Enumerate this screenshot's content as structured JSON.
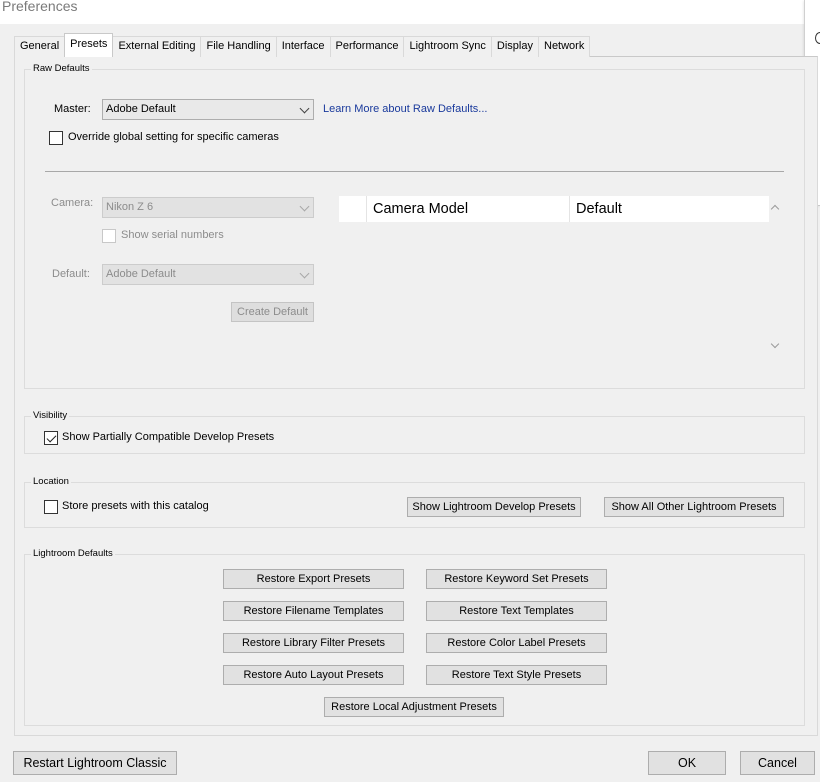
{
  "window": {
    "title": "Preferences"
  },
  "tabs": [
    "General",
    "Presets",
    "External Editing",
    "File Handling",
    "Interface",
    "Performance",
    "Lightroom Sync",
    "Display",
    "Network"
  ],
  "raw_defaults": {
    "group_label": "Raw Defaults",
    "master_label": "Master:",
    "master_value": "Adobe Default",
    "learn_more": "Learn More about Raw Defaults...",
    "override_label": "Override global setting for specific cameras",
    "override_checked": false,
    "camera_label": "Camera:",
    "camera_value": "Nikon Z 6",
    "show_serial_label": "Show serial numbers",
    "default_label": "Default:",
    "default_value": "Adobe Default",
    "create_default": "Create Default",
    "table_headers": [
      "Camera Model",
      "Default"
    ]
  },
  "visibility": {
    "group_label": "Visibility",
    "show_partial_label": "Show Partially Compatible Develop Presets",
    "show_partial_checked": true
  },
  "location": {
    "group_label": "Location",
    "store_label": "Store presets with this catalog",
    "store_checked": false,
    "show_develop": "Show Lightroom Develop Presets",
    "show_other": "Show All Other Lightroom Presets"
  },
  "lightroom_defaults": {
    "group_label": "Lightroom Defaults",
    "buttons": [
      "Restore Export Presets",
      "Restore Keyword Set Presets",
      "Restore Filename Templates",
      "Restore Text Templates",
      "Restore Library Filter Presets",
      "Restore Color Label Presets",
      "Restore Auto Layout Presets",
      "Restore Text Style Presets",
      "Restore Local Adjustment Presets"
    ]
  },
  "footer": {
    "restart": "Restart Lightroom Classic",
    "ok": "OK",
    "cancel": "Cancel"
  }
}
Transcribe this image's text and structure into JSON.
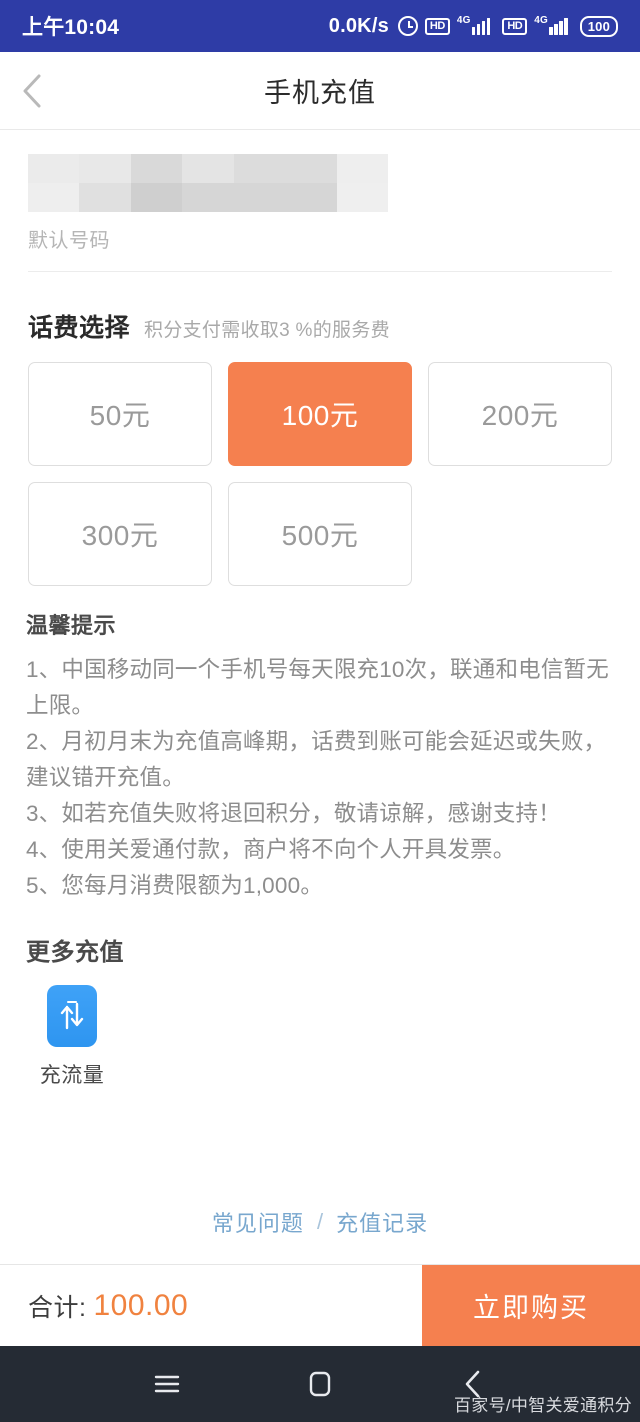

------------------------

## The problem
Copy out each line of the entries that holds "JSON".

## The answer
Enumerate this screenshot's content as structured JSON.
Transcribe this image's text and structure into JSON.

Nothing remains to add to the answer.